Challenge
For each line that holds "dịch", copy the line out.

Supplied material
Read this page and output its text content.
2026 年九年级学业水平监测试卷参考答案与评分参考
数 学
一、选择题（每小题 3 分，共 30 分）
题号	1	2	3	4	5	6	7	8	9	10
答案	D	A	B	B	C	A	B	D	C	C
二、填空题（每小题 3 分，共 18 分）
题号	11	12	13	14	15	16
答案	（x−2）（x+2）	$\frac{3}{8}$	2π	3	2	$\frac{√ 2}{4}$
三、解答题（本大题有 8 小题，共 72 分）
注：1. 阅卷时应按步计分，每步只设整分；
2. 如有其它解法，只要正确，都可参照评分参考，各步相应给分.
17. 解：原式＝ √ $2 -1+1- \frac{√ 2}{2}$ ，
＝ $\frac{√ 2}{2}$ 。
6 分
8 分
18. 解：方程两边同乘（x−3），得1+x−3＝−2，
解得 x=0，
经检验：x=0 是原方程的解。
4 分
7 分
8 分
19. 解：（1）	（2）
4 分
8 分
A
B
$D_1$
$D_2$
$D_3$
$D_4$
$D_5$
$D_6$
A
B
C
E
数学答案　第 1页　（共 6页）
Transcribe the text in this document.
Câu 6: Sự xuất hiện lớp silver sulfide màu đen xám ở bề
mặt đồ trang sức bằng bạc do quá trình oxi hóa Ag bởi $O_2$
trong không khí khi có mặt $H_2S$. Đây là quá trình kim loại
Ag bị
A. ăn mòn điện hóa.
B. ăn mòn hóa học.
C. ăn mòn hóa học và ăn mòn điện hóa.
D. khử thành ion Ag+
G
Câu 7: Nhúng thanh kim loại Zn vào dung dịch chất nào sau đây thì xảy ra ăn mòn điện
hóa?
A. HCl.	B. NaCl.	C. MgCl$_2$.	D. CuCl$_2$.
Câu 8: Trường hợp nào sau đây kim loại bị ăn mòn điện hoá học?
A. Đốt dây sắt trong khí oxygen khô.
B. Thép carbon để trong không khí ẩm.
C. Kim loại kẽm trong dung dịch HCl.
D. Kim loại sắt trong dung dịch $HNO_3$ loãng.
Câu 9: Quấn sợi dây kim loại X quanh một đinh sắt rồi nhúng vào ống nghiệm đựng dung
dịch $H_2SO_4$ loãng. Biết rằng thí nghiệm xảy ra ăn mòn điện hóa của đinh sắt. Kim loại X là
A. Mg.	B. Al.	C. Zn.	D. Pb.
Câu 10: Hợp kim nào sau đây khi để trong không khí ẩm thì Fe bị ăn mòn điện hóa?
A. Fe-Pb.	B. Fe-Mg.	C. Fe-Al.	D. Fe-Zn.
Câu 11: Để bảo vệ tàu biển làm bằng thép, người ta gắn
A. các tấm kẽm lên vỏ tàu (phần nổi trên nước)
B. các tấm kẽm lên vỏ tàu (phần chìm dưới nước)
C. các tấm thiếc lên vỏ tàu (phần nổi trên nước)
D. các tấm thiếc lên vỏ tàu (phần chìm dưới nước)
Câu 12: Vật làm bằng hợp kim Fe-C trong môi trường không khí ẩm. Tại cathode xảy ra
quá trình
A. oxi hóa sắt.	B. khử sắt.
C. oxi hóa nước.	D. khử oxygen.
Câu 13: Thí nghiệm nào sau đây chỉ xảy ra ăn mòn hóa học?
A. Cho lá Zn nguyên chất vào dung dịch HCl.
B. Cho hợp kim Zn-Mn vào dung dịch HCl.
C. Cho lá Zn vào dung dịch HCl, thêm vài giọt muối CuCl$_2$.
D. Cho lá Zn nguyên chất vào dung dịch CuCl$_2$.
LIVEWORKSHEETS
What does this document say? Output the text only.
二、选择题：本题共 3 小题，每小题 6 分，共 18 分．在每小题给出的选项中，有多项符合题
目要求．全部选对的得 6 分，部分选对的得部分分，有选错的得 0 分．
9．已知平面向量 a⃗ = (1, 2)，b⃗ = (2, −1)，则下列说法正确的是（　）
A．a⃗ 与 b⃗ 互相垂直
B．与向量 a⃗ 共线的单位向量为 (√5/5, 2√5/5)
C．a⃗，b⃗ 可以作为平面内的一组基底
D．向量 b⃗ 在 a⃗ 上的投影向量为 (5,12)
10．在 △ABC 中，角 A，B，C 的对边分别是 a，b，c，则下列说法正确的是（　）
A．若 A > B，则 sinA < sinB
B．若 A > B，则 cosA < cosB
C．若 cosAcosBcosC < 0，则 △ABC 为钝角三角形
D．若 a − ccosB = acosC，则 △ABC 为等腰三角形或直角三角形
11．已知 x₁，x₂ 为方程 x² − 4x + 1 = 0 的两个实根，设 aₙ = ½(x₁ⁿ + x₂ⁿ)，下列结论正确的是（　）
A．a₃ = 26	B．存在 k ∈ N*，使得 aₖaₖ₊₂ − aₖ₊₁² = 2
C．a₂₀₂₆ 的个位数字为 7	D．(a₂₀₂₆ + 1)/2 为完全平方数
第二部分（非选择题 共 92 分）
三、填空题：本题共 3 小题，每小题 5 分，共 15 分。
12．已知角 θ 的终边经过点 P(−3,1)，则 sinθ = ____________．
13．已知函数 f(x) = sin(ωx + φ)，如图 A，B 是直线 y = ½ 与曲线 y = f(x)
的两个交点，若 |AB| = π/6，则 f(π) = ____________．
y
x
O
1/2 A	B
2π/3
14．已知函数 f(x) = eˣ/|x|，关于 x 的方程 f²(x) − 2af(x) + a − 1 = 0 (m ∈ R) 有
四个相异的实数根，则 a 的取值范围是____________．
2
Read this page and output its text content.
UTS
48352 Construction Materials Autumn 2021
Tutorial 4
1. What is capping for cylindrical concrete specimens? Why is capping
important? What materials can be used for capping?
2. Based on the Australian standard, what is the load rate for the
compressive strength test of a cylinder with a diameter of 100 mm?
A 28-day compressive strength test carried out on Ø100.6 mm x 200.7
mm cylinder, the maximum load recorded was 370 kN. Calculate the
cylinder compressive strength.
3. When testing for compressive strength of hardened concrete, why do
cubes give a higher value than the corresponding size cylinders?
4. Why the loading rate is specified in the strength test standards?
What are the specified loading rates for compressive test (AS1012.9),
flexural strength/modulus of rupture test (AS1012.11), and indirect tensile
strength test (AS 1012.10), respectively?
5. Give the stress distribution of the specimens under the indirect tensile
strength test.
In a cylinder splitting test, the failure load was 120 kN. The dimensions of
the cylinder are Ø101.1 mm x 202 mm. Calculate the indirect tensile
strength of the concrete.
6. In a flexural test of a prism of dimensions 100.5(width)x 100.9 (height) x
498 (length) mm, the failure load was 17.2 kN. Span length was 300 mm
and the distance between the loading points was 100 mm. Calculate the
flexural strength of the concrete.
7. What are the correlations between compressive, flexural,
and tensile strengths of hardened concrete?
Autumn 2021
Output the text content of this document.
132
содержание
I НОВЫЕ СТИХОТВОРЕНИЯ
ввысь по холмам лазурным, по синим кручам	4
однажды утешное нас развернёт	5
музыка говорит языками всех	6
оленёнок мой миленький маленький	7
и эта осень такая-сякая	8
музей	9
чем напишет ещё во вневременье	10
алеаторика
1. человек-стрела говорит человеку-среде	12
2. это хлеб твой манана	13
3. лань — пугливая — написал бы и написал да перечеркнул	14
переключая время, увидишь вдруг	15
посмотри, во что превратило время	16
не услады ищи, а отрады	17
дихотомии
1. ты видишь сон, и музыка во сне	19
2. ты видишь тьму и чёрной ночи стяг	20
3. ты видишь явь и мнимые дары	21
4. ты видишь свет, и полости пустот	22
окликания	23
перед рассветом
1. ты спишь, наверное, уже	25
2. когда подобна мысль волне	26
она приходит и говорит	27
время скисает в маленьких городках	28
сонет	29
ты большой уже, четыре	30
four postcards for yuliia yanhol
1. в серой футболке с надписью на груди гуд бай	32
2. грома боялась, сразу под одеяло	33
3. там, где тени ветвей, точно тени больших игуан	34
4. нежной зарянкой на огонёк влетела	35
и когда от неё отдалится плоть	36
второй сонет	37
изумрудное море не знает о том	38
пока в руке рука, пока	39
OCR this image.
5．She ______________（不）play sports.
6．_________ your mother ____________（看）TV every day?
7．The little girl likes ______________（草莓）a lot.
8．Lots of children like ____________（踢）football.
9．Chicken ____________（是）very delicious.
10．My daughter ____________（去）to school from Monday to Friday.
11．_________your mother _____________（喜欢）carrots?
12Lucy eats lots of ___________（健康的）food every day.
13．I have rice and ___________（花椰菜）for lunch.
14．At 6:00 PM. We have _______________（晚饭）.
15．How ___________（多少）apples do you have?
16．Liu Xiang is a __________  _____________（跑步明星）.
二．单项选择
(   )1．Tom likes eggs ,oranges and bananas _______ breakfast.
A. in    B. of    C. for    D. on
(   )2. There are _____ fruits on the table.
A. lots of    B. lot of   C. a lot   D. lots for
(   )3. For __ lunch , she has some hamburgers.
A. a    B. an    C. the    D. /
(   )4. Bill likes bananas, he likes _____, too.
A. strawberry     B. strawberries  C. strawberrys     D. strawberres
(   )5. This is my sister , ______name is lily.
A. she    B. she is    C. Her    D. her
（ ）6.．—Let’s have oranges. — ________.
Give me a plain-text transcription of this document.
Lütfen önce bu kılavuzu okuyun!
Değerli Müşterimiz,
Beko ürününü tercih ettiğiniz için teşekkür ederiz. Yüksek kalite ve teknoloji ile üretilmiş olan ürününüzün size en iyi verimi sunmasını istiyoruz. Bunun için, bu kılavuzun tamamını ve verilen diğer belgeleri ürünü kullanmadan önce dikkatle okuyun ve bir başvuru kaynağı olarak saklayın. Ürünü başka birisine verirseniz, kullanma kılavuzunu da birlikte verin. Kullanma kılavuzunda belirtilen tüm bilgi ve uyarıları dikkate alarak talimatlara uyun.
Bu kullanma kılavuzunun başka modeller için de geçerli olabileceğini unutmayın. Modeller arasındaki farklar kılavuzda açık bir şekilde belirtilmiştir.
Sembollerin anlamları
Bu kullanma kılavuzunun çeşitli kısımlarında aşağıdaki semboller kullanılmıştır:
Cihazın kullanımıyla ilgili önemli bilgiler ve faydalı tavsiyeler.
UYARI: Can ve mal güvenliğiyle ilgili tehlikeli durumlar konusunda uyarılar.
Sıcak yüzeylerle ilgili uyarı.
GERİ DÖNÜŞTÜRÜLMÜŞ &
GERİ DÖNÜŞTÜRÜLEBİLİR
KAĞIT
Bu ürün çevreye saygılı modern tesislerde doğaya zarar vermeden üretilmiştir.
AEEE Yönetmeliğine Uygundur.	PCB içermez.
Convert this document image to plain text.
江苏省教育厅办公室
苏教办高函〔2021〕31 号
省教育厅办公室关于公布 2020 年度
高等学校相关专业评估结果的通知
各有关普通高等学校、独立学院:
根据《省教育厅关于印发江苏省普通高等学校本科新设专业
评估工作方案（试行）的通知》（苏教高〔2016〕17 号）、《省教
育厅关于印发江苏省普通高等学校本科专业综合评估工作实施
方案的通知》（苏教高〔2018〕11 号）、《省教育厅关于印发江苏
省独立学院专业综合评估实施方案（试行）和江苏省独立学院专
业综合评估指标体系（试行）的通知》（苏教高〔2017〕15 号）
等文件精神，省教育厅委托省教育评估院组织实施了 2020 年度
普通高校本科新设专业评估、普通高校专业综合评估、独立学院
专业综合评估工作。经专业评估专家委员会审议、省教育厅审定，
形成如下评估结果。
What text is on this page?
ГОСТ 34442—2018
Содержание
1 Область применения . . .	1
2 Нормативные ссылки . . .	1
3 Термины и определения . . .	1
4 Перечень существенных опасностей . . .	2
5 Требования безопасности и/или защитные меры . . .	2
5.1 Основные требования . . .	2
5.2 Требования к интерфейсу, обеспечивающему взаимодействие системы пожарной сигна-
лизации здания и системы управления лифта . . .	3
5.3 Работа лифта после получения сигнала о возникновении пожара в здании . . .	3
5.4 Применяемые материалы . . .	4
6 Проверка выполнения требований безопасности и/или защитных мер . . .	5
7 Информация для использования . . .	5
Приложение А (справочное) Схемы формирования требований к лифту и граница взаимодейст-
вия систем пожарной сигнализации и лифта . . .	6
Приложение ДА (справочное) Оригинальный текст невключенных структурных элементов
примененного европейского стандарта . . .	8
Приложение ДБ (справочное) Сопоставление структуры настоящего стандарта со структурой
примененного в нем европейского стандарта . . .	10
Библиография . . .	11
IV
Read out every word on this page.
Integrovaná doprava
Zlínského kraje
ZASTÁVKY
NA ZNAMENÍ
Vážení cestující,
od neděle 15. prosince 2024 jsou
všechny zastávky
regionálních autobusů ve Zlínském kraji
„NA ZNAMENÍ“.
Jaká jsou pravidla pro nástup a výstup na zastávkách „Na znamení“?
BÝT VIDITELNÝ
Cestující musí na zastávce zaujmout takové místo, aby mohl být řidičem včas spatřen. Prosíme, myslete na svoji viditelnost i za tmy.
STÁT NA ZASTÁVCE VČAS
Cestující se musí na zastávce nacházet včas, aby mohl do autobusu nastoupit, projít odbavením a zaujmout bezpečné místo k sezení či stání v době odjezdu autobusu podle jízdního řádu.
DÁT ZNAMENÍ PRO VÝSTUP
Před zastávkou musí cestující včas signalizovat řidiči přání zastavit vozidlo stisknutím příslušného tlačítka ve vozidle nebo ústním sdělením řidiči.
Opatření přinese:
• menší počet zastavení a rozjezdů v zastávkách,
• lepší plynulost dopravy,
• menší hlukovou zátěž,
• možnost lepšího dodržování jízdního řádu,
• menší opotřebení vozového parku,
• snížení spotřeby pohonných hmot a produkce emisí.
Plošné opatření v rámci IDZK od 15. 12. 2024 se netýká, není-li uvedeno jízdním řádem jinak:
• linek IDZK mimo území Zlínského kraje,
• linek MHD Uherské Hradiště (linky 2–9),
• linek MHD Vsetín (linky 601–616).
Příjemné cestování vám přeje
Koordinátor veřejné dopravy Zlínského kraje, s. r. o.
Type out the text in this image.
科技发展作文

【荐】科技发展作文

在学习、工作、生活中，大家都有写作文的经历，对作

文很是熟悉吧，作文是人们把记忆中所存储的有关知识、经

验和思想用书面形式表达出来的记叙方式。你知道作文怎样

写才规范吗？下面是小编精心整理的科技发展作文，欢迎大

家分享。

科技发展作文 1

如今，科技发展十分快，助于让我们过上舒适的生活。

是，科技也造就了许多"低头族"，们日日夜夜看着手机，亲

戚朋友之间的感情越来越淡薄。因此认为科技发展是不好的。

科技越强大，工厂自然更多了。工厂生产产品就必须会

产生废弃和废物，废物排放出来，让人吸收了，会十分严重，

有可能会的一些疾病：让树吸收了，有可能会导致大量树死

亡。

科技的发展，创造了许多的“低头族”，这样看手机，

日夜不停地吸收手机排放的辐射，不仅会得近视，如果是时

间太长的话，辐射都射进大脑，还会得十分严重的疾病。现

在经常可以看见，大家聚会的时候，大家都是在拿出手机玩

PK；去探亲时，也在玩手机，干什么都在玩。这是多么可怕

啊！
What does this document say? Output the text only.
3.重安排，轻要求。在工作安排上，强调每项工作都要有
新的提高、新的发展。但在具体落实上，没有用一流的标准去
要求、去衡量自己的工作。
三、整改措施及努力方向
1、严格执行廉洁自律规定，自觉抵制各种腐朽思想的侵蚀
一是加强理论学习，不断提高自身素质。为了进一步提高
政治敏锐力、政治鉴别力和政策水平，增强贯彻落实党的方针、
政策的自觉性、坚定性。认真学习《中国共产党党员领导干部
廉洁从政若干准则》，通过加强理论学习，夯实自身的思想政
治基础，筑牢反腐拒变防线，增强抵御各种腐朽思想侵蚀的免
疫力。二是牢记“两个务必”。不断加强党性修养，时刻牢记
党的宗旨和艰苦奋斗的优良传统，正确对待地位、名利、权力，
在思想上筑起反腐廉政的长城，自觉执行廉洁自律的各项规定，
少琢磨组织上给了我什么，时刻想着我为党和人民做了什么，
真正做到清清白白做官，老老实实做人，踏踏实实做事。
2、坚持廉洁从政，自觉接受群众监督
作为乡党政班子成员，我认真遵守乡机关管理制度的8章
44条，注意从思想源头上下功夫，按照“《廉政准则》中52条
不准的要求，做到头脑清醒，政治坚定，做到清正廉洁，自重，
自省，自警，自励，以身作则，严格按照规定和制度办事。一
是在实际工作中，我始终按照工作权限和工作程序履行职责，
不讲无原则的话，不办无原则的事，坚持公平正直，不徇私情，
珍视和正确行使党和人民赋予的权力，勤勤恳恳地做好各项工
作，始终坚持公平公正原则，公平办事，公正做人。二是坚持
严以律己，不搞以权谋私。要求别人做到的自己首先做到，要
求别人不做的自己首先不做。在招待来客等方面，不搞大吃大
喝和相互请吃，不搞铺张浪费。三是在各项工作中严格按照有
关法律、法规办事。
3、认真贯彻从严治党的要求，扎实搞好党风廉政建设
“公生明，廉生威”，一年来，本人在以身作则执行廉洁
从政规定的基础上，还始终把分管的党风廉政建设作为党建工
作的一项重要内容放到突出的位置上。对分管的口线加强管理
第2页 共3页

Solution to this problem
Câu 7: Nhúng thanh kim loại Zn vào dung dịch chất nào sau đây thì xảy ra ăn mòn điện
C. Kim loại kẽm trong dung dịch HCl.
D. Kim loại sắt trong dung dịch $HNO_3$ loãng.
dịch $H_2SO_4$ loãng. Biết rằng thí nghiệm xảy ra ăn mòn điện hóa của đinh sắt. Kim loại X là
A. Cho lá Zn nguyên chất vào dung dịch HCl.
B. Cho hợp kim Zn-Mn vào dung dịch HCl.
C. Cho lá Zn vào dung dịch HCl, thêm vài giọt muối CuCl$_2$.
D. Cho lá Zn nguyên chất vào dung dịch CuCl$_2$.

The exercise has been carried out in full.